Problem requirements
Copy out the data exactly, leaving the pictures behind.

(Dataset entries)
= = =

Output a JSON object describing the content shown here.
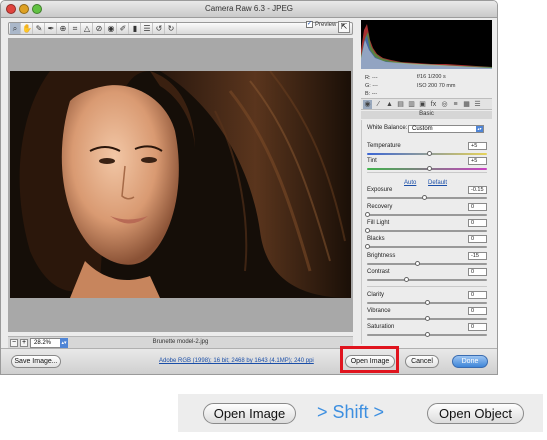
{
  "window": {
    "title": "Camera Raw 6.3  -  JPEG",
    "preview_label": "Preview"
  },
  "toolbar": {
    "tools": [
      "zoom-tool",
      "hand-tool",
      "white-balance-tool",
      "color-sampler-tool",
      "targeted-adjustment-tool",
      "crop-tool",
      "straighten-tool",
      "spot-removal-tool",
      "red-eye-tool",
      "adjustment-brush-tool",
      "graduated-filter-tool",
      "preferences-tool",
      "rotate-ccw-tool",
      "rotate-cw-tool"
    ]
  },
  "status": {
    "zoom": "28.2%",
    "filename": "Brunette model-2.jpg"
  },
  "info": {
    "r": "R:  ---",
    "g": "G:  ---",
    "b": "B:  ---",
    "aperture_shutter": "f/16   1/200 s",
    "iso_focal": "ISO 200   70 mm"
  },
  "panel": {
    "title": "Basic",
    "white_balance_label": "White Balance:",
    "white_balance_value": "Custom",
    "auto_label": "Auto",
    "default_label": "Default",
    "sliders": [
      {
        "label": "Temperature",
        "value": "+5",
        "pos": 0.52
      },
      {
        "label": "Tint",
        "value": "+5",
        "pos": 0.52
      },
      {
        "label": "Exposure",
        "value": "-0.15",
        "pos": 0.48
      },
      {
        "label": "Recovery",
        "value": "0",
        "pos": 0.0
      },
      {
        "label": "Fill Light",
        "value": "0",
        "pos": 0.0
      },
      {
        "label": "Blacks",
        "value": "0",
        "pos": 0.0
      },
      {
        "label": "Brightness",
        "value": "-15",
        "pos": 0.42
      },
      {
        "label": "Contrast",
        "value": "0",
        "pos": 0.33
      },
      {
        "label": "Clarity",
        "value": "0",
        "pos": 0.5
      },
      {
        "label": "Vibrance",
        "value": "0",
        "pos": 0.5
      },
      {
        "label": "Saturation",
        "value": "0",
        "pos": 0.5
      }
    ]
  },
  "bottom": {
    "save_image": "Save Image...",
    "workflow_options": "Adobe RGB (1998); 16 bit; 2468 by 1643 (4.1MP); 240 ppi",
    "open_image": "Open Image",
    "cancel": "Cancel",
    "done": "Done"
  },
  "callout": {
    "open_image": "Open Image",
    "shift": "> Shift >",
    "open_object": "Open Object"
  },
  "colors": {
    "highlight_box": "#e0141e",
    "shift_text": "#3d8fe0",
    "accent_blue": "#4f85d6"
  }
}
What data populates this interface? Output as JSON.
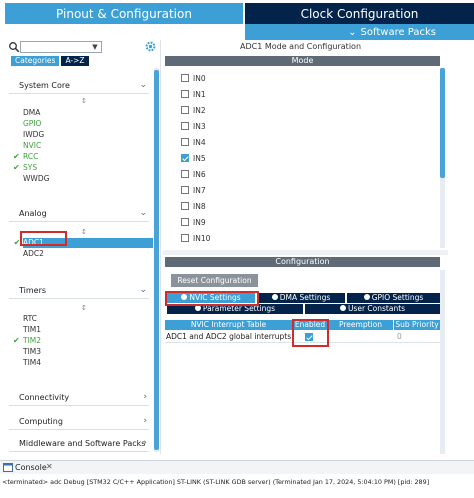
{
  "header": {
    "pinout_tab": "Pinout & Configuration",
    "clock_tab": "Clock Configuration",
    "software_packs": "Software Packs"
  },
  "sidebar": {
    "search_value": "",
    "category_tabs": [
      "Categories",
      "A->Z"
    ],
    "sections": {
      "system_core": {
        "label": "System Core",
        "items": [
          "DMA",
          "GPIO",
          "IWDG",
          "NVIC",
          "RCC",
          "SYS",
          "WWDG"
        ]
      },
      "analog": {
        "label": "Analog",
        "items": [
          "ADC1",
          "ADC2"
        ]
      },
      "timers": {
        "label": "Timers",
        "items": [
          "RTC",
          "TIM1",
          "TIM2",
          "TIM3",
          "TIM4"
        ]
      },
      "connectivity": {
        "label": "Connectivity"
      },
      "computing": {
        "label": "Computing"
      },
      "middleware": {
        "label": "Middleware and Software Packs"
      }
    }
  },
  "main": {
    "title": "ADC1 Mode and Configuration",
    "mode_header": "Mode",
    "inputs": [
      {
        "label": "IN0",
        "checked": false
      },
      {
        "label": "IN1",
        "checked": false
      },
      {
        "label": "IN2",
        "checked": false
      },
      {
        "label": "IN3",
        "checked": false
      },
      {
        "label": "IN4",
        "checked": false
      },
      {
        "label": "IN5",
        "checked": true
      },
      {
        "label": "IN6",
        "checked": false
      },
      {
        "label": "IN7",
        "checked": false
      },
      {
        "label": "IN8",
        "checked": false
      },
      {
        "label": "IN9",
        "checked": false
      },
      {
        "label": "IN10",
        "checked": false
      }
    ],
    "configuration_header": "Configuration",
    "reset_button": "Reset Configuration",
    "config_tabs": [
      "NVIC Settings",
      "DMA Settings",
      "GPIO Settings",
      "Parameter Settings",
      "User Constants"
    ],
    "table_headers": [
      "NVIC Interrupt Table",
      "Enabled",
      "Preemption Priority",
      "Sub Priority"
    ],
    "table_rows": [
      {
        "name": "ADC1 and ADC2 global interrupts",
        "enabled": true,
        "preemption": "",
        "sub": "0"
      }
    ]
  },
  "console": {
    "tab_label": "Console",
    "text": "<terminated> adc Debug [STM32 C/C++ Application] ST-LINK (ST-LINK GDB server) (Terminated Jan 17, 2024, 5:04:10 PM) [pid: 289]"
  },
  "colors": {
    "accent_blue": "#3c9fd6",
    "navy": "#03234b",
    "header_gray": "#5e6a75",
    "highlight_red": "#d32a2a",
    "enabled_green": "#3ea23e"
  }
}
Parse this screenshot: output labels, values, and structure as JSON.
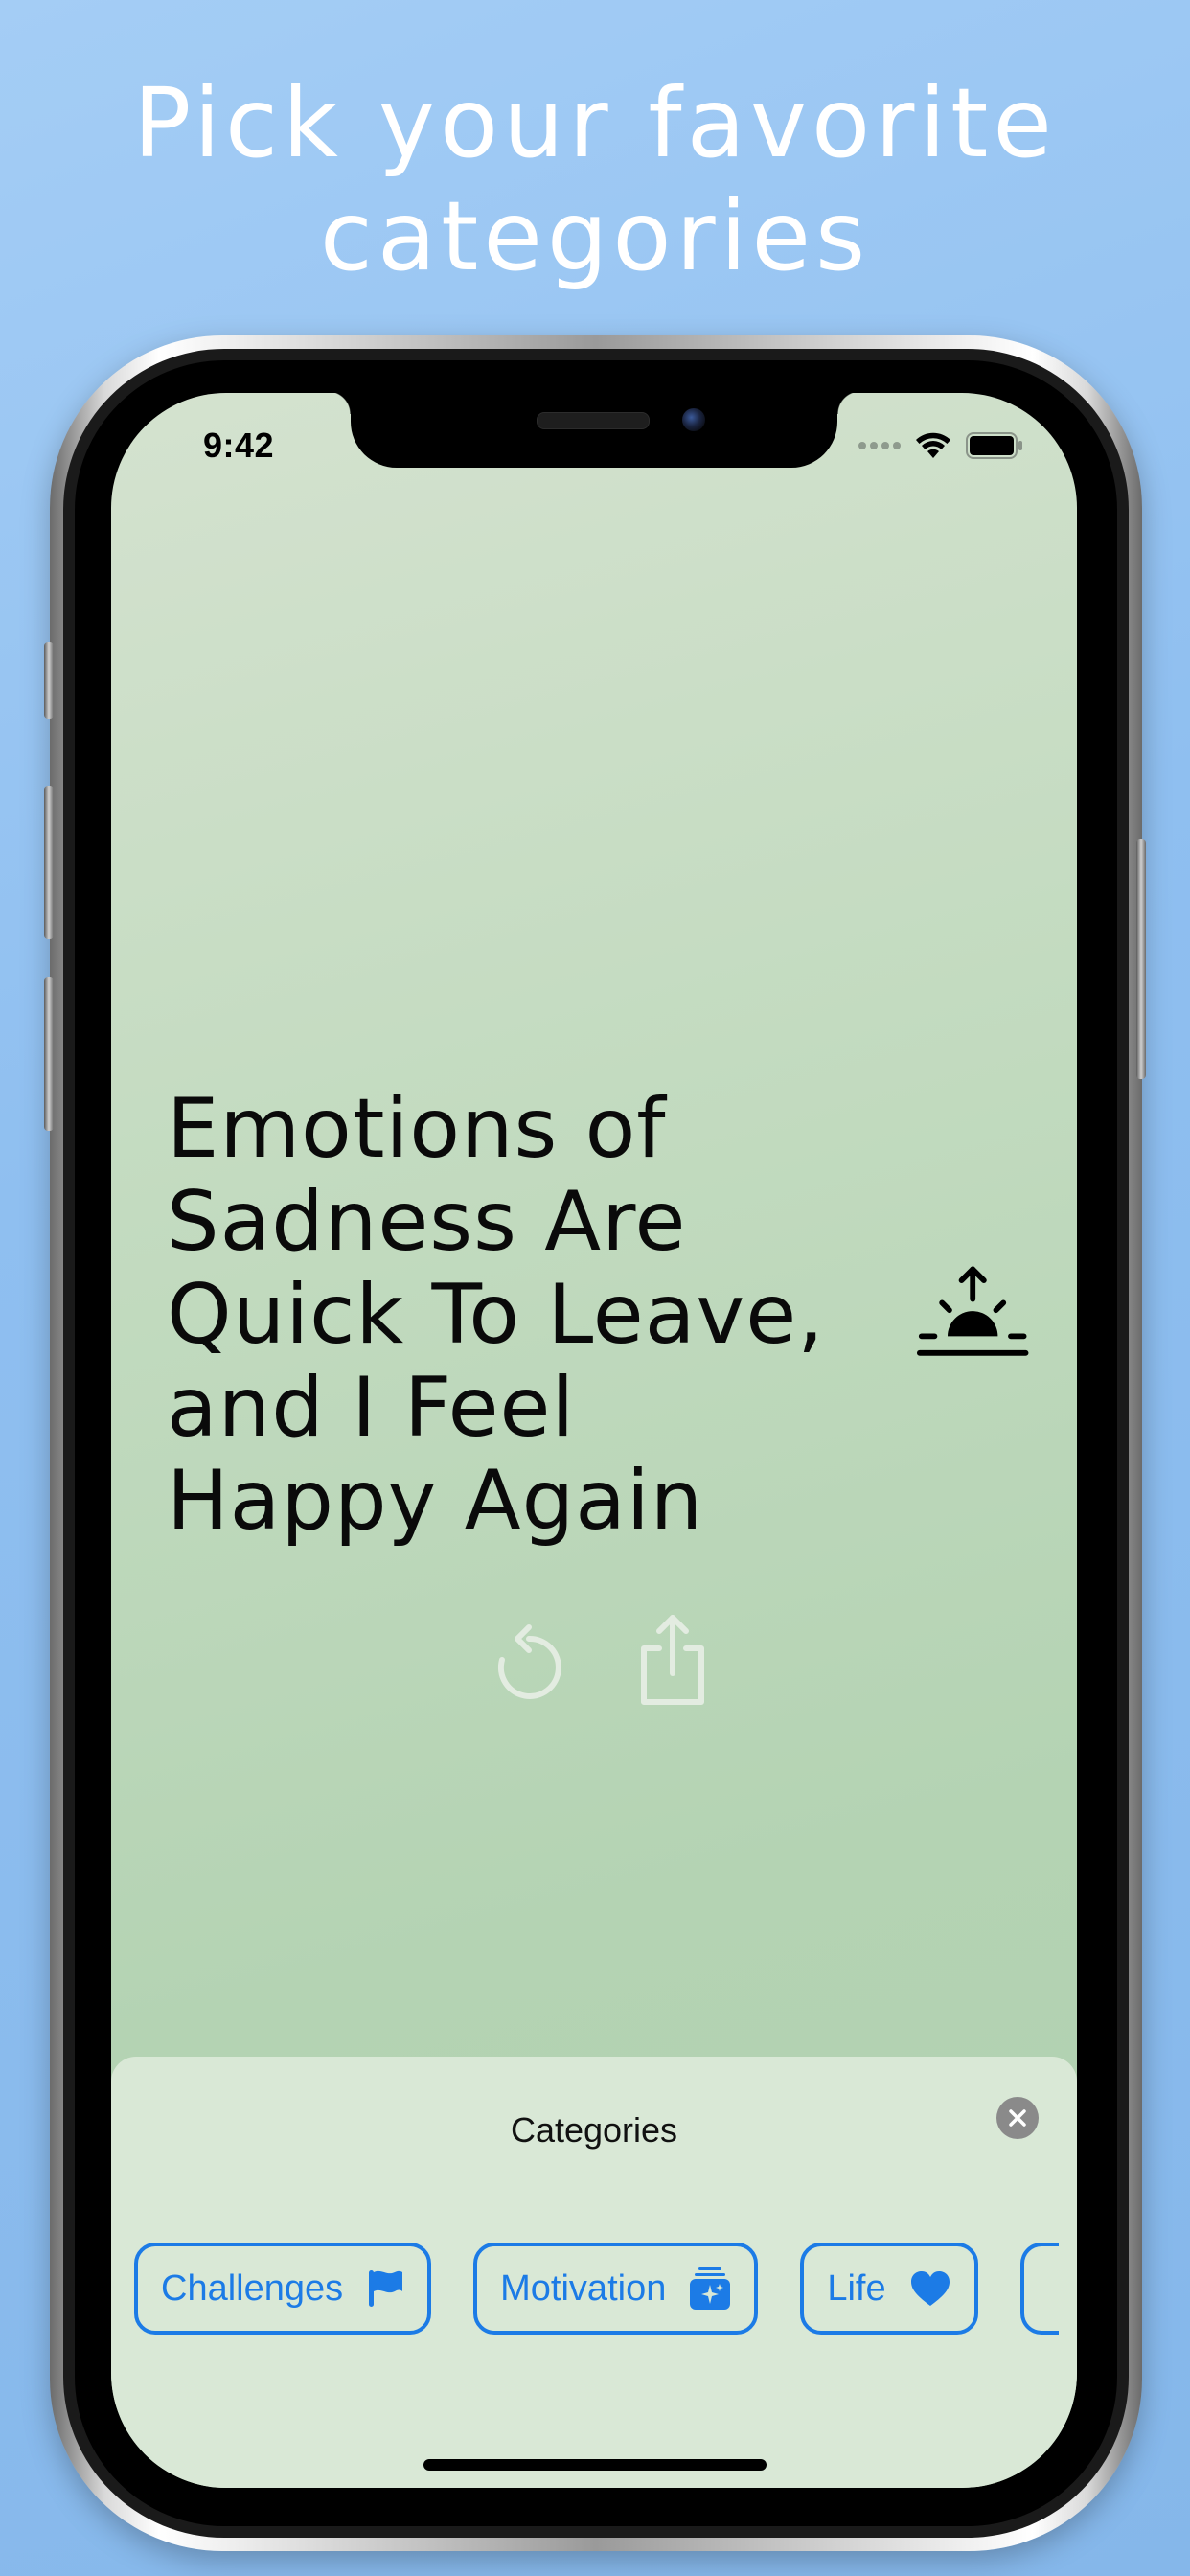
{
  "headline": {
    "line1": "Pick your favorite",
    "line2": "categories"
  },
  "status_bar": {
    "time": "9:42"
  },
  "quote": {
    "lines": [
      "Emotions of",
      "Sadness Are",
      "Quick To Leave,",
      "and I Feel",
      "Happy Again"
    ],
    "icon": "sunrise-icon"
  },
  "actions": {
    "refresh_icon": "refresh-icon",
    "share_icon": "share-icon"
  },
  "categories_sheet": {
    "title": "Categories",
    "close_icon": "close-icon",
    "chips": [
      {
        "label": "Challenges",
        "icon": "flag-icon"
      },
      {
        "label": "Motivation",
        "icon": "sparkles-box-icon"
      },
      {
        "label": "Life",
        "icon": "heart-icon"
      }
    ]
  },
  "colors": {
    "background": "#8fbff0",
    "screen_bg": "#c3dbc0",
    "sheet_bg": "#d9e8d6",
    "accent": "#1c7be6"
  }
}
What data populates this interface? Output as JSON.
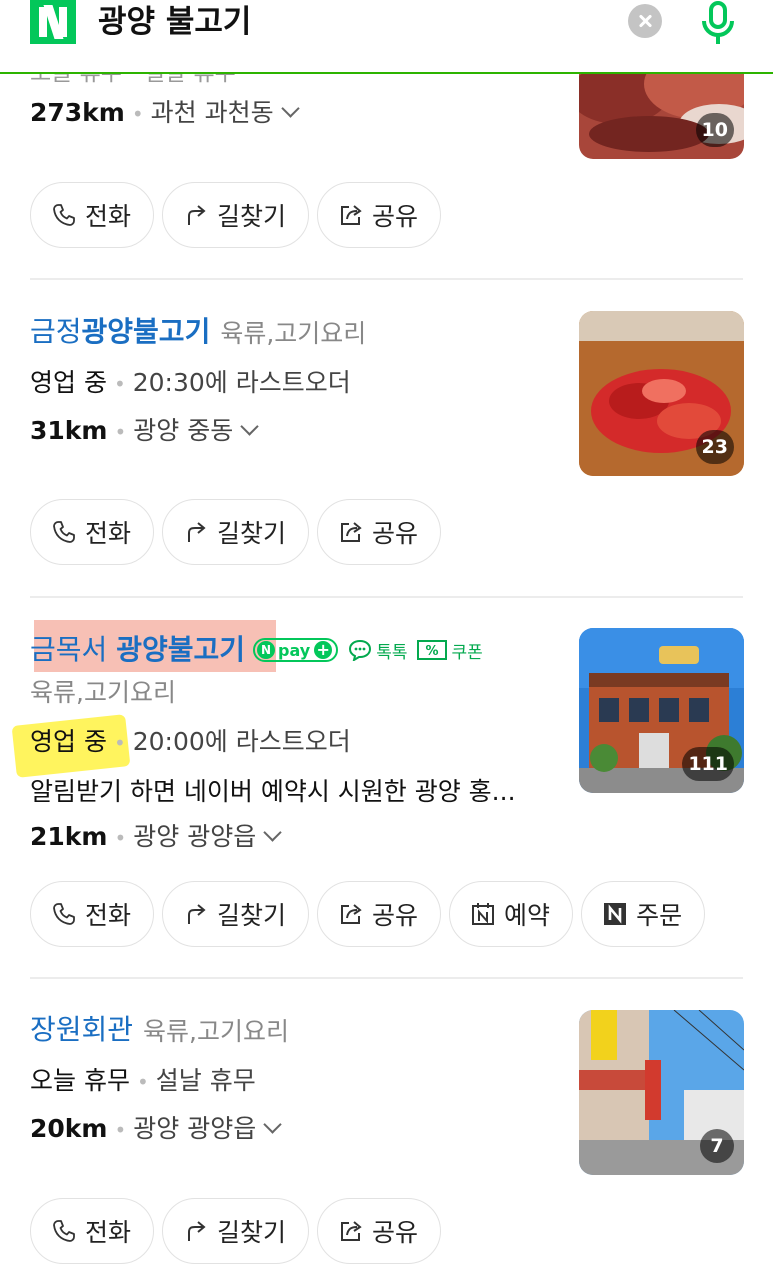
{
  "search": {
    "query": "광양 불고기"
  },
  "colors": {
    "brand": "#03c75a",
    "title_link": "#1a6ec2",
    "divider": "#ececec"
  },
  "results": [
    {
      "partial_status": "오늘 휴무 · 설날 휴무",
      "distance": "273km",
      "area": "과천 과천동",
      "photo_count": "10",
      "buttons": [
        "전화",
        "길찾기",
        "공유"
      ]
    },
    {
      "name_prefix": "금정",
      "name_highlight": "광양불고기",
      "category": "육류,고기요리",
      "status": "영업 중",
      "status_detail": "20:30에 라스트오더",
      "distance": "31km",
      "area": "광양 중동",
      "photo_count": "23",
      "buttons": [
        "전화",
        "길찾기",
        "공유"
      ]
    },
    {
      "name_prefix": "금목서 ",
      "name_highlight": "광양불고기",
      "badges": {
        "npay": "pay",
        "talk": "톡톡",
        "coupon": "쿠폰"
      },
      "category": "육류,고기요리",
      "status": "영업 중",
      "status_detail": "20:00에 라스트오더",
      "description": "알림받기 하면 네이버 예약시 시원한 광양 홍...",
      "distance": "21km",
      "area": "광양 광양읍",
      "photo_count": "111",
      "buttons": [
        "전화",
        "길찾기",
        "공유",
        "예약",
        "주문"
      ]
    },
    {
      "name": "장원회관",
      "category": "육류,고기요리",
      "status": "오늘 휴무",
      "status_detail": "설날 휴무",
      "distance": "20km",
      "area": "광양 광양읍",
      "photo_count": "7",
      "buttons": [
        "전화",
        "길찾기",
        "공유"
      ]
    }
  ]
}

= = =

The solution
Output a JSON object describing the content shown here.
{
  "window": {
    "title": "Camera Raw 6.3  -  JPEG",
    "preview_label": "Preview"
  },
  "toolbar": {
    "tools": [
      "zoom-tool",
      "hand-tool",
      "white-balance-tool",
      "color-sampler-tool",
      "targeted-adjustment-tool",
      "crop-tool",
      "straighten-tool",
      "spot-removal-tool",
      "red-eye-tool",
      "adjustment-brush-tool",
      "graduated-filter-tool",
      "preferences-tool",
      "rotate-ccw-tool",
      "rotate-cw-tool"
    ]
  },
  "status": {
    "zoom": "28.2%",
    "filename": "Brunette model-2.jpg"
  },
  "info": {
    "r": "R:  ---",
    "g": "G:  ---",
    "b": "B:  ---",
    "aperture_shutter": "f/16   1/200 s",
    "iso_focal": "ISO 200   70 mm"
  },
  "panel": {
    "title": "Basic",
    "white_balance_label": "White Balance:",
    "white_balance_value": "Custom",
    "auto_label": "Auto",
    "default_label": "Default",
    "sliders": [
      {
        "label": "Temperature",
        "value": "+5",
        "pos": 0.52
      },
      {
        "label": "Tint",
        "value": "+5",
        "pos": 0.52
      },
      {
        "label": "Exposure",
        "value": "-0.15",
        "pos": 0.48
      },
      {
        "label": "Recovery",
        "value": "0",
        "pos": 0.0
      },
      {
        "label": "Fill Light",
        "value": "0",
        "pos": 0.0
      },
      {
        "label": "Blacks",
        "value": "0",
        "pos": 0.0
      },
      {
        "label": "Brightness",
        "value": "-15",
        "pos": 0.42
      },
      {
        "label": "Contrast",
        "value": "0",
        "pos": 0.33
      },
      {
        "label": "Clarity",
        "value": "0",
        "pos": 0.5
      },
      {
        "label": "Vibrance",
        "value": "0",
        "pos": 0.5
      },
      {
        "label": "Saturation",
        "value": "0",
        "pos": 0.5
      }
    ]
  },
  "bottom": {
    "save_image": "Save Image...",
    "workflow_options": "Adobe RGB (1998); 16 bit; 2468 by 1643 (4.1MP); 240 ppi",
    "open_image": "Open Image",
    "cancel": "Cancel",
    "done": "Done"
  },
  "callout": {
    "open_image": "Open Image",
    "shift": "> Shift >",
    "open_object": "Open Object"
  },
  "colors": {
    "highlight_box": "#e0141e",
    "shift_text": "#3d8fe0",
    "accent_blue": "#4f85d6"
  }
}
What data populates this interface? Output as JSON.
{
  "header": {
    "pinout_tab": "Pinout & Configuration",
    "clock_tab": "Clock Configuration",
    "software_packs": "Software Packs"
  },
  "sidebar": {
    "search_value": "",
    "category_tabs": [
      "Categories",
      "A->Z"
    ],
    "sections": {
      "system_core": {
        "label": "System Core",
        "items": [
          "DMA",
          "GPIO",
          "IWDG",
          "NVIC",
          "RCC",
          "SYS",
          "WWDG"
        ]
      },
      "analog": {
        "label": "Analog",
        "items": [
          "ADC1",
          "ADC2"
        ]
      },
      "timers": {
        "label": "Timers",
        "items": [
          "RTC",
          "TIM1",
          "TIM2",
          "TIM3",
          "TIM4"
        ]
      },
      "connectivity": {
        "label": "Connectivity"
      },
      "computing": {
        "label": "Computing"
      },
      "middleware": {
        "label": "Middleware and Software Packs"
      }
    }
  },
  "main": {
    "title": "ADC1 Mode and Configuration",
    "mode_header": "Mode",
    "inputs": [
      {
        "label": "IN0",
        "checked": false
      },
      {
        "label": "IN1",
        "checked": false
      },
      {
        "label": "IN2",
        "checked": false
      },
      {
        "label": "IN3",
        "checked": false
      },
      {
        "label": "IN4",
        "checked": false
      },
      {
        "label": "IN5",
        "checked": true
      },
      {
        "label": "IN6",
        "checked": false
      },
      {
        "label": "IN7",
        "checked": false
      },
      {
        "label": "IN8",
        "checked": false
      },
      {
        "label": "IN9",
        "checked": false
      },
      {
        "label": "IN10",
        "checked": false
      }
    ],
    "configuration_header": "Configuration",
    "reset_button": "Reset Configuration",
    "config_tabs": [
      "NVIC Settings",
      "DMA Settings",
      "GPIO Settings",
      "Parameter Settings",
      "User Constants"
    ],
    "table_headers": [
      "NVIC Interrupt Table",
      "Enabled",
      "Preemption Priority",
      "Sub Priority"
    ],
    "table_rows": [
      {
        "name": "ADC1 and ADC2 global interrupts",
        "enabled": true,
        "preemption": "",
        "sub": "0"
      }
    ]
  },
  "console": {
    "tab_label": "Console",
    "text": "<terminated> adc Debug [STM32 C/C++ Application] ST-LINK (ST-LINK GDB server) (Terminated Jan 17, 2024, 5:04:10 PM) [pid: 289]"
  },
  "colors": {
    "accent_blue": "#3c9fd6",
    "navy": "#03234b",
    "header_gray": "#5e6a75",
    "highlight_red": "#d32a2a",
    "enabled_green": "#3ea23e"
  }
}
Parse this screenshot: output labels, values, and structure as JSON.
{
  "headline": {
    "line1": "Pick your favorite",
    "line2": "categories"
  },
  "status_bar": {
    "time": "9:42"
  },
  "quote": {
    "lines": [
      "Emotions of",
      "Sadness Are",
      "Quick To Leave,",
      "and I Feel",
      "Happy Again"
    ],
    "icon": "sunrise-icon"
  },
  "actions": {
    "refresh_icon": "refresh-icon",
    "share_icon": "share-icon"
  },
  "categories_sheet": {
    "title": "Categories",
    "close_icon": "close-icon",
    "chips": [
      {
        "label": "Challenges",
        "icon": "flag-icon"
      },
      {
        "label": "Motivation",
        "icon": "sparkles-box-icon"
      },
      {
        "label": "Life",
        "icon": "heart-icon"
      }
    ]
  },
  "colors": {
    "background": "#8fbff0",
    "screen_bg": "#c3dbc0",
    "sheet_bg": "#d9e8d6",
    "accent": "#1c7be6"
  }
}
What data populates this interface? Output as JSON.
{
  "search": {
    "query": "광양 불고기"
  },
  "colors": {
    "brand": "#03c75a",
    "title_link": "#1a6ec2",
    "divider": "#ececec"
  },
  "results": [
    {
      "partial_status": "오늘 휴무 · 설날 휴무",
      "distance": "273km",
      "area": "과천 과천동",
      "photo_count": "10",
      "buttons": [
        "전화",
        "길찾기",
        "공유"
      ]
    },
    {
      "name_prefix": "금정",
      "name_highlight": "광양불고기",
      "category": "육류,고기요리",
      "status": "영업 중",
      "status_detail": "20:30에 라스트오더",
      "distance": "31km",
      "area": "광양 중동",
      "photo_count": "23",
      "buttons": [
        "전화",
        "길찾기",
        "공유"
      ]
    },
    {
      "name_prefix": "금목서 ",
      "name_highlight": "광양불고기",
      "badges": {
        "npay": "pay",
        "talk": "톡톡",
        "coupon": "쿠폰"
      },
      "category": "육류,고기요리",
      "status": "영업 중",
      "status_detail": "20:00에 라스트오더",
      "description": "알림받기 하면 네이버 예약시 시원한 광양 홍...",
      "distance": "21km",
      "area": "광양 광양읍",
      "photo_count": "111",
      "buttons": [
        "전화",
        "길찾기",
        "공유",
        "예약",
        "주문"
      ]
    },
    {
      "name": "장원회관",
      "category": "육류,고기요리",
      "status": "오늘 휴무",
      "status_detail": "설날 휴무",
      "distance": "20km",
      "area": "광양 광양읍",
      "photo_count": "7",
      "buttons": [
        "전화",
        "길찾기",
        "공유"
      ]
    }
  ]
}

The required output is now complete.